Records shown section start
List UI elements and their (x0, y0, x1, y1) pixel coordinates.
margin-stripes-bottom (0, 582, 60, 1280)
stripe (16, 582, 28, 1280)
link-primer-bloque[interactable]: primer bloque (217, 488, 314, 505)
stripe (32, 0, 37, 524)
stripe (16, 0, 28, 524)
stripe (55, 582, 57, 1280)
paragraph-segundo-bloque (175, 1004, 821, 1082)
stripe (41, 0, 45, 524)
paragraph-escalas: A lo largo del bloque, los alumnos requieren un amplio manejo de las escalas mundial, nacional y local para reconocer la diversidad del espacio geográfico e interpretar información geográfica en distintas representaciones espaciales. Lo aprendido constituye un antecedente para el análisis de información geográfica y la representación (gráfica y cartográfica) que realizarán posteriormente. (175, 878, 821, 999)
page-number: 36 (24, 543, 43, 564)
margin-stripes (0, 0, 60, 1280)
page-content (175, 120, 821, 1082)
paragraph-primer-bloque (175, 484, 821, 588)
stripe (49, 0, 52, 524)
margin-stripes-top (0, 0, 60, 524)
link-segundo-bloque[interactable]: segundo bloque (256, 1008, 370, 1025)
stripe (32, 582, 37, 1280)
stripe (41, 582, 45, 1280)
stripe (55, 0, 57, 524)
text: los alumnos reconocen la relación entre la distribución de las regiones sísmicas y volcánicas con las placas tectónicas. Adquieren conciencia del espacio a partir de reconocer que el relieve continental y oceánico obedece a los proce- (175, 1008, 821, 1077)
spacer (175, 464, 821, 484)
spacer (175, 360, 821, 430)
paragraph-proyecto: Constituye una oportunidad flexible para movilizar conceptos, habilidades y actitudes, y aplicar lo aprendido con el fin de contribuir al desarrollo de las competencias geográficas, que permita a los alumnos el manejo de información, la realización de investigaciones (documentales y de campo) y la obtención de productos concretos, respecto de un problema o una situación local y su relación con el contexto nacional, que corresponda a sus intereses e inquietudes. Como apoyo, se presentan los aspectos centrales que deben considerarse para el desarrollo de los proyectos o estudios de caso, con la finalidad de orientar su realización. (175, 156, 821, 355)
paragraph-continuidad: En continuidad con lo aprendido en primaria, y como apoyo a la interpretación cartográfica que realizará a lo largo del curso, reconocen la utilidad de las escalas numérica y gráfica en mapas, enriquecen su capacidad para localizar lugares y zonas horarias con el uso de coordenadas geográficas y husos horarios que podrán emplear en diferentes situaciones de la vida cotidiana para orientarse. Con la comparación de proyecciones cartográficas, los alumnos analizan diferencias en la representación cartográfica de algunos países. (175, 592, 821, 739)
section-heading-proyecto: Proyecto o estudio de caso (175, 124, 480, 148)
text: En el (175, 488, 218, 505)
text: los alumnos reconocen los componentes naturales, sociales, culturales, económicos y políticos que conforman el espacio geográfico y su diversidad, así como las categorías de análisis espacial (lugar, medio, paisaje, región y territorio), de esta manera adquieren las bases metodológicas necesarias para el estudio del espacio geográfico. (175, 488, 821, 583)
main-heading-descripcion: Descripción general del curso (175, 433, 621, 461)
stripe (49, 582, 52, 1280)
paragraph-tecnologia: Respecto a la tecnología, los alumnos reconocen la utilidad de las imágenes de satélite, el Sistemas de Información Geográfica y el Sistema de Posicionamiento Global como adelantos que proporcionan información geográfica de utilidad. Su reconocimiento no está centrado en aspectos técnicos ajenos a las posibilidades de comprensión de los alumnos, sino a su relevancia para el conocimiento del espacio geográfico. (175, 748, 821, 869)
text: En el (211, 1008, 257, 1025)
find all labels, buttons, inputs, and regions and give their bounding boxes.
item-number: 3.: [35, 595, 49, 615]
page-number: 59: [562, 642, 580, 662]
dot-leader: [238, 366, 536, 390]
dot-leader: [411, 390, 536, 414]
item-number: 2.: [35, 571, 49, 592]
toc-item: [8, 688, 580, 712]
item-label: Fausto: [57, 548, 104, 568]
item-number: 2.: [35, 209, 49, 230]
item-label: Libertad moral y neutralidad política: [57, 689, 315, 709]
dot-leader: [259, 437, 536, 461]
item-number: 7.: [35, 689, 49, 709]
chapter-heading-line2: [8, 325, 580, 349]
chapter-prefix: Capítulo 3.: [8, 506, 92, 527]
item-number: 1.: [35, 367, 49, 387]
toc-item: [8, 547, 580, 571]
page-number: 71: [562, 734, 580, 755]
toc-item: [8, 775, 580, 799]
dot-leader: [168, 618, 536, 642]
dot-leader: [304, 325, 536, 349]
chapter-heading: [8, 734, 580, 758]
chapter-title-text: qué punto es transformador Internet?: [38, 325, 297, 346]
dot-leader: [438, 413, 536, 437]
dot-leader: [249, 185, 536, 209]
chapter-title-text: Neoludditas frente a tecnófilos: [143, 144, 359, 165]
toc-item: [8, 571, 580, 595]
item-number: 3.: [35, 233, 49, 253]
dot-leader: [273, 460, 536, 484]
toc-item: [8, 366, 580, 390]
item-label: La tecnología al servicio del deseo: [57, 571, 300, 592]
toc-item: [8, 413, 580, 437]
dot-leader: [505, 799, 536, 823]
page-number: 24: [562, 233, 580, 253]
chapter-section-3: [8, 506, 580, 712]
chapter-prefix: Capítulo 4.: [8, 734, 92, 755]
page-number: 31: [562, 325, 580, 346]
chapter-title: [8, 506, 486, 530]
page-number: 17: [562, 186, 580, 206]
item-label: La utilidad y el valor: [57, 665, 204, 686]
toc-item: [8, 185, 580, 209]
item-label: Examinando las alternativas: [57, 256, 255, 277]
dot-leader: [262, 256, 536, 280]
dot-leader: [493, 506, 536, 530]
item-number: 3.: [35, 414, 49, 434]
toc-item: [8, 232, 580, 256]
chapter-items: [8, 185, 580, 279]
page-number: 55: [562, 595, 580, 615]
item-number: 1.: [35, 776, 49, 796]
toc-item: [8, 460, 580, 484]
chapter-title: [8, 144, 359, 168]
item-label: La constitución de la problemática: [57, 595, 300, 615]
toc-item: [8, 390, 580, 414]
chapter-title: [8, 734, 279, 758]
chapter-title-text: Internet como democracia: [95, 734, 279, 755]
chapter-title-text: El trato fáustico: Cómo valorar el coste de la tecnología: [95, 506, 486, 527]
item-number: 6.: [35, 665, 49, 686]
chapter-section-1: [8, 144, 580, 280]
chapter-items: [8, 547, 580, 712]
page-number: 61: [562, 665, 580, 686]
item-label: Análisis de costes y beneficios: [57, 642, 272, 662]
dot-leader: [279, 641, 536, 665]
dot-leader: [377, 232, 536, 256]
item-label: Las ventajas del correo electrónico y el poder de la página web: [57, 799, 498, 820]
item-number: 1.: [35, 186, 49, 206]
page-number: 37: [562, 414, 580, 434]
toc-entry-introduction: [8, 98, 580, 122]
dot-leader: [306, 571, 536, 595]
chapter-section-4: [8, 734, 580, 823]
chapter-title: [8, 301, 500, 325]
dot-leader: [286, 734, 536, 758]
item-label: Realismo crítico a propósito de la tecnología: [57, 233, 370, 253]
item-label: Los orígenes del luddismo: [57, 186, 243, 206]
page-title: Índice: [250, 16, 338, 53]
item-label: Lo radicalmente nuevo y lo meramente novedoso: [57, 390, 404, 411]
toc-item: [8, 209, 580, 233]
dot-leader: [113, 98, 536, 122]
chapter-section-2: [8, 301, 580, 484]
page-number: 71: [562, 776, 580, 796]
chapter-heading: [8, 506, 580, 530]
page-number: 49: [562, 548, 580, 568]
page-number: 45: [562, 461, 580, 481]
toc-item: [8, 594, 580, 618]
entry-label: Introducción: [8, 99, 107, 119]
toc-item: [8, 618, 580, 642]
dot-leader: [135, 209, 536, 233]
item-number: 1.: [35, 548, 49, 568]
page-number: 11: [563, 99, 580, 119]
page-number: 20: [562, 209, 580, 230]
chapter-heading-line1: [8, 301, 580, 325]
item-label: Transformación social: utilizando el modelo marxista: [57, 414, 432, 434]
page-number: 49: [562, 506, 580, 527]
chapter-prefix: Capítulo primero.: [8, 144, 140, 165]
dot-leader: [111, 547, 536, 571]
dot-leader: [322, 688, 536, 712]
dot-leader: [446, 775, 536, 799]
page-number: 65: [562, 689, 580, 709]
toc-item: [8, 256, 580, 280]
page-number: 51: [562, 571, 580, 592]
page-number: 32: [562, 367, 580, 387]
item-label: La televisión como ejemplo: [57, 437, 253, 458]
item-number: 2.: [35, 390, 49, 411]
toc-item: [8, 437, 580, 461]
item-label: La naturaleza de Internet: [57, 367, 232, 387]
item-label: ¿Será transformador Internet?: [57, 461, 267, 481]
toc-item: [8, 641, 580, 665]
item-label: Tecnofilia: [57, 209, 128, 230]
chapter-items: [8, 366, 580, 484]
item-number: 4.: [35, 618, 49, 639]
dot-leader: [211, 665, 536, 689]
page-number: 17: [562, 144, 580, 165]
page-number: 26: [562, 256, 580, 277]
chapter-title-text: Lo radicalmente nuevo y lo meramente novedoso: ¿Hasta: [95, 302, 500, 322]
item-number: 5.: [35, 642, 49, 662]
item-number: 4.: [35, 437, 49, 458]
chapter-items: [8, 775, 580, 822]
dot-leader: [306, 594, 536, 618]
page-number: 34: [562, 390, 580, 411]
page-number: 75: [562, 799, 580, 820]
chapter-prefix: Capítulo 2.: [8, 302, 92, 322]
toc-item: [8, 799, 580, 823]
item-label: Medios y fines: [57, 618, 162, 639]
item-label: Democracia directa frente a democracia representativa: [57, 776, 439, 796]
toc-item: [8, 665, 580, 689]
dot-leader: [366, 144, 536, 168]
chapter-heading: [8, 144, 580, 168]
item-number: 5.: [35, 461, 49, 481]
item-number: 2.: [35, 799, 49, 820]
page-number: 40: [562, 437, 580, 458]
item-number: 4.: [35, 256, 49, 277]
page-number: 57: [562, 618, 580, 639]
Records shown section end
Exercise directions
Your job is to copy out every line from the records above that has the word "transformador".

Output below
chapter-title-text: qué punto es transformador Internet?: [38, 325, 297, 346]
item-label: ¿Será transformador Internet?: [57, 461, 267, 481]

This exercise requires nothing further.